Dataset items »
○ ○ ○

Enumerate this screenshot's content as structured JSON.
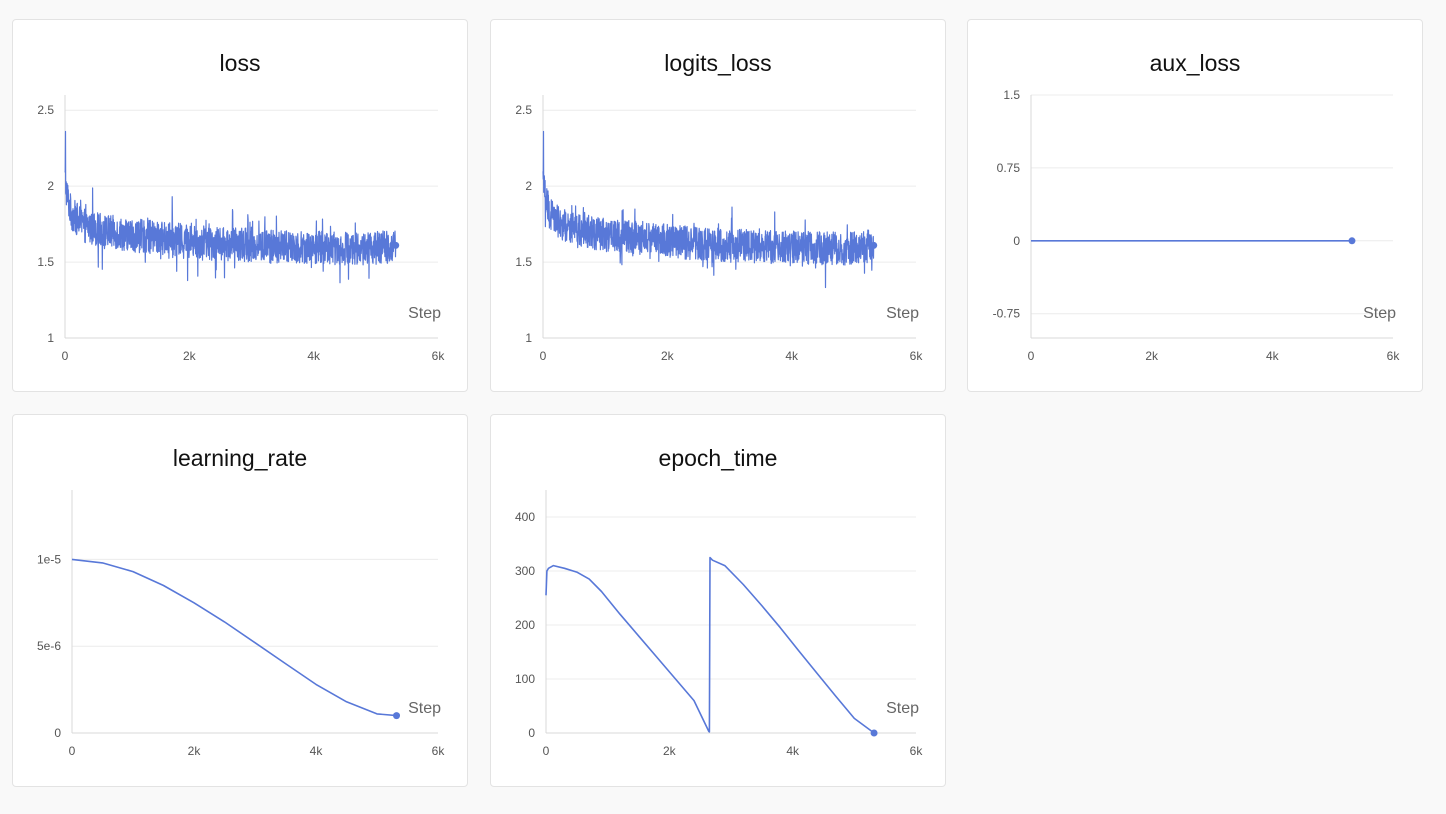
{
  "colors": {
    "series": "#5878d8",
    "grid": "#ececec",
    "axis": "#d9d9d9",
    "panel_bg": "#ffffff",
    "page_bg": "#f9f9f9"
  },
  "chart_data": [
    {
      "id": "loss",
      "title": "loss",
      "type": "line",
      "xlabel": "Step",
      "ylabel": "",
      "xlim": [
        0,
        6000
      ],
      "ylim": [
        1,
        2.6
      ],
      "x_ticks": [
        0,
        2000,
        4000,
        6000
      ],
      "x_tick_labels": [
        "0",
        "2k",
        "4k",
        "6k"
      ],
      "y_ticks": [
        1,
        1.5,
        2,
        2.5
      ],
      "y_tick_labels": [
        "1",
        "1.5",
        "2",
        "2.5"
      ],
      "grid": true,
      "noisy": true,
      "noise_amp": 0.11,
      "series": [
        {
          "x": [
            0,
            30,
            100,
            300,
            600,
            1000,
            1500,
            2000,
            2500,
            3000,
            3500,
            4000,
            4500,
            5000,
            5320
          ],
          "y": [
            2.05,
            1.95,
            1.82,
            1.74,
            1.71,
            1.68,
            1.66,
            1.64,
            1.62,
            1.61,
            1.6,
            1.6,
            1.59,
            1.59,
            1.61
          ]
        }
      ],
      "last_point": {
        "x": 5320,
        "y": 1.61
      }
    },
    {
      "id": "logits_loss",
      "title": "logits_loss",
      "type": "line",
      "xlabel": "Step",
      "ylabel": "",
      "xlim": [
        0,
        6000
      ],
      "ylim": [
        1,
        2.6
      ],
      "x_ticks": [
        0,
        2000,
        4000,
        6000
      ],
      "x_tick_labels": [
        "0",
        "2k",
        "4k",
        "6k"
      ],
      "y_ticks": [
        1,
        1.5,
        2,
        2.5
      ],
      "y_tick_labels": [
        "1",
        "1.5",
        "2",
        "2.5"
      ],
      "grid": true,
      "noisy": true,
      "noise_amp": 0.11,
      "series": [
        {
          "x": [
            0,
            30,
            100,
            300,
            600,
            1000,
            1500,
            2000,
            2500,
            3000,
            3500,
            4000,
            4500,
            5000,
            5320
          ],
          "y": [
            2.05,
            1.95,
            1.82,
            1.74,
            1.71,
            1.68,
            1.66,
            1.64,
            1.62,
            1.61,
            1.6,
            1.6,
            1.59,
            1.59,
            1.61
          ]
        }
      ],
      "last_point": {
        "x": 5320,
        "y": 1.61
      }
    },
    {
      "id": "aux_loss",
      "title": "aux_loss",
      "type": "line",
      "xlabel": "Step",
      "ylabel": "",
      "xlim": [
        0,
        6000
      ],
      "ylim": [
        -1,
        1.5
      ],
      "x_ticks": [
        0,
        2000,
        4000,
        6000
      ],
      "x_tick_labels": [
        "0",
        "2k",
        "4k",
        "6k"
      ],
      "y_ticks": [
        -0.75,
        0,
        0.75,
        1.5
      ],
      "y_tick_labels": [
        "-0.75",
        "0",
        "0.75",
        "1.5"
      ],
      "grid": true,
      "noisy": false,
      "series": [
        {
          "x": [
            0,
            5320
          ],
          "y": [
            0,
            0
          ]
        }
      ],
      "last_point": {
        "x": 5320,
        "y": 0
      }
    },
    {
      "id": "learning_rate",
      "title": "learning_rate",
      "type": "line",
      "xlabel": "Step",
      "ylabel": "",
      "xlim": [
        0,
        6000
      ],
      "ylim": [
        0,
        1.4e-05
      ],
      "x_ticks": [
        0,
        2000,
        4000,
        6000
      ],
      "x_tick_labels": [
        "0",
        "2k",
        "4k",
        "6k"
      ],
      "y_ticks": [
        0,
        5e-06,
        1e-05
      ],
      "y_tick_labels": [
        "0",
        "5e-6",
        "1e-5"
      ],
      "grid": true,
      "noisy": false,
      "series": [
        {
          "x": [
            0,
            500,
            1000,
            1500,
            2000,
            2500,
            3000,
            3500,
            4000,
            4500,
            5000,
            5320
          ],
          "y": [
            1e-05,
            9.8e-06,
            9.3e-06,
            8.5e-06,
            7.5e-06,
            6.4e-06,
            5.2e-06,
            4e-06,
            2.8e-06,
            1.8e-06,
            1.1e-06,
            1e-06
          ]
        }
      ],
      "last_point": {
        "x": 5320,
        "y": 1e-06
      }
    },
    {
      "id": "epoch_time",
      "title": "epoch_time",
      "type": "line",
      "xlabel": "Step",
      "ylabel": "",
      "xlim": [
        0,
        6000
      ],
      "ylim": [
        0,
        450
      ],
      "x_ticks": [
        0,
        2000,
        4000,
        6000
      ],
      "x_tick_labels": [
        "0",
        "2k",
        "4k",
        "6k"
      ],
      "y_ticks": [
        0,
        100,
        200,
        300,
        400
      ],
      "y_tick_labels": [
        "0",
        "100",
        "200",
        "300",
        "400"
      ],
      "grid": true,
      "noisy": false,
      "series": [
        {
          "x": [
            0,
            15,
            40,
            120,
            300,
            500,
            700,
            900,
            1200,
            1500,
            1800,
            2100,
            2400,
            2640,
            2650,
            2660,
            2700,
            2900,
            3200,
            3500,
            3800,
            4100,
            4400,
            4700,
            5000,
            5320
          ],
          "y": [
            255,
            300,
            305,
            310,
            305,
            298,
            285,
            262,
            220,
            180,
            140,
            100,
            60,
            3,
            2,
            325,
            320,
            310,
            275,
            236,
            195,
            152,
            110,
            68,
            27,
            0
          ]
        }
      ],
      "last_point": {
        "x": 5320,
        "y": 0
      }
    }
  ]
}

○ ○ ○

Task statement » Without including any pictures, print all of the material exactly as given.

Response to this exercise »
Enumerate this screenshot's content as structured JSON.
{
  "colors": {
    "series": "#5878d8",
    "grid": "#ececec",
    "axis": "#d9d9d9",
    "panel_bg": "#ffffff",
    "page_bg": "#f9f9f9"
  },
  "chart_data": [
    {
      "id": "loss",
      "title": "loss",
      "type": "line",
      "xlabel": "Step",
      "ylabel": "",
      "xlim": [
        0,
        6000
      ],
      "ylim": [
        1,
        2.6
      ],
      "x_ticks": [
        0,
        2000,
        4000,
        6000
      ],
      "x_tick_labels": [
        "0",
        "2k",
        "4k",
        "6k"
      ],
      "y_ticks": [
        1,
        1.5,
        2,
        2.5
      ],
      "y_tick_labels": [
        "1",
        "1.5",
        "2",
        "2.5"
      ],
      "grid": true,
      "noisy": true,
      "noise_amp": 0.11,
      "series": [
        {
          "x": [
            0,
            30,
            100,
            300,
            600,
            1000,
            1500,
            2000,
            2500,
            3000,
            3500,
            4000,
            4500,
            5000,
            5320
          ],
          "y": [
            2.05,
            1.95,
            1.82,
            1.74,
            1.71,
            1.68,
            1.66,
            1.64,
            1.62,
            1.61,
            1.6,
            1.6,
            1.59,
            1.59,
            1.61
          ]
        }
      ],
      "last_point": {
        "x": 5320,
        "y": 1.61
      }
    },
    {
      "id": "logits_loss",
      "title": "logits_loss",
      "type": "line",
      "xlabel": "Step",
      "ylabel": "",
      "xlim": [
        0,
        6000
      ],
      "ylim": [
        1,
        2.6
      ],
      "x_ticks": [
        0,
        2000,
        4000,
        6000
      ],
      "x_tick_labels": [
        "0",
        "2k",
        "4k",
        "6k"
      ],
      "y_ticks": [
        1,
        1.5,
        2,
        2.5
      ],
      "y_tick_labels": [
        "1",
        "1.5",
        "2",
        "2.5"
      ],
      "grid": true,
      "noisy": true,
      "noise_amp": 0.11,
      "series": [
        {
          "x": [
            0,
            30,
            100,
            300,
            600,
            1000,
            1500,
            2000,
            2500,
            3000,
            3500,
            4000,
            4500,
            5000,
            5320
          ],
          "y": [
            2.05,
            1.95,
            1.82,
            1.74,
            1.71,
            1.68,
            1.66,
            1.64,
            1.62,
            1.61,
            1.6,
            1.6,
            1.59,
            1.59,
            1.61
          ]
        }
      ],
      "last_point": {
        "x": 5320,
        "y": 1.61
      }
    },
    {
      "id": "aux_loss",
      "title": "aux_loss",
      "type": "line",
      "xlabel": "Step",
      "ylabel": "",
      "xlim": [
        0,
        6000
      ],
      "ylim": [
        -1,
        1.5
      ],
      "x_ticks": [
        0,
        2000,
        4000,
        6000
      ],
      "x_tick_labels": [
        "0",
        "2k",
        "4k",
        "6k"
      ],
      "y_ticks": [
        -0.75,
        0,
        0.75,
        1.5
      ],
      "y_tick_labels": [
        "-0.75",
        "0",
        "0.75",
        "1.5"
      ],
      "grid": true,
      "noisy": false,
      "series": [
        {
          "x": [
            0,
            5320
          ],
          "y": [
            0,
            0
          ]
        }
      ],
      "last_point": {
        "x": 5320,
        "y": 0
      }
    },
    {
      "id": "learning_rate",
      "title": "learning_rate",
      "type": "line",
      "xlabel": "Step",
      "ylabel": "",
      "xlim": [
        0,
        6000
      ],
      "ylim": [
        0,
        1.4e-05
      ],
      "x_ticks": [
        0,
        2000,
        4000,
        6000
      ],
      "x_tick_labels": [
        "0",
        "2k",
        "4k",
        "6k"
      ],
      "y_ticks": [
        0,
        5e-06,
        1e-05
      ],
      "y_tick_labels": [
        "0",
        "5e-6",
        "1e-5"
      ],
      "grid": true,
      "noisy": false,
      "series": [
        {
          "x": [
            0,
            500,
            1000,
            1500,
            2000,
            2500,
            3000,
            3500,
            4000,
            4500,
            5000,
            5320
          ],
          "y": [
            1e-05,
            9.8e-06,
            9.3e-06,
            8.5e-06,
            7.5e-06,
            6.4e-06,
            5.2e-06,
            4e-06,
            2.8e-06,
            1.8e-06,
            1.1e-06,
            1e-06
          ]
        }
      ],
      "last_point": {
        "x": 5320,
        "y": 1e-06
      }
    },
    {
      "id": "epoch_time",
      "title": "epoch_time",
      "type": "line",
      "xlabel": "Step",
      "ylabel": "",
      "xlim": [
        0,
        6000
      ],
      "ylim": [
        0,
        450
      ],
      "x_ticks": [
        0,
        2000,
        4000,
        6000
      ],
      "x_tick_labels": [
        "0",
        "2k",
        "4k",
        "6k"
      ],
      "y_ticks": [
        0,
        100,
        200,
        300,
        400
      ],
      "y_tick_labels": [
        "0",
        "100",
        "200",
        "300",
        "400"
      ],
      "grid": true,
      "noisy": false,
      "series": [
        {
          "x": [
            0,
            15,
            40,
            120,
            300,
            500,
            700,
            900,
            1200,
            1500,
            1800,
            2100,
            2400,
            2640,
            2650,
            2660,
            2700,
            2900,
            3200,
            3500,
            3800,
            4100,
            4400,
            4700,
            5000,
            5320
          ],
          "y": [
            255,
            300,
            305,
            310,
            305,
            298,
            285,
            262,
            220,
            180,
            140,
            100,
            60,
            3,
            2,
            325,
            320,
            310,
            275,
            236,
            195,
            152,
            110,
            68,
            27,
            0
          ]
        }
      ],
      "last_point": {
        "x": 5320,
        "y": 0
      }
    }
  ]
}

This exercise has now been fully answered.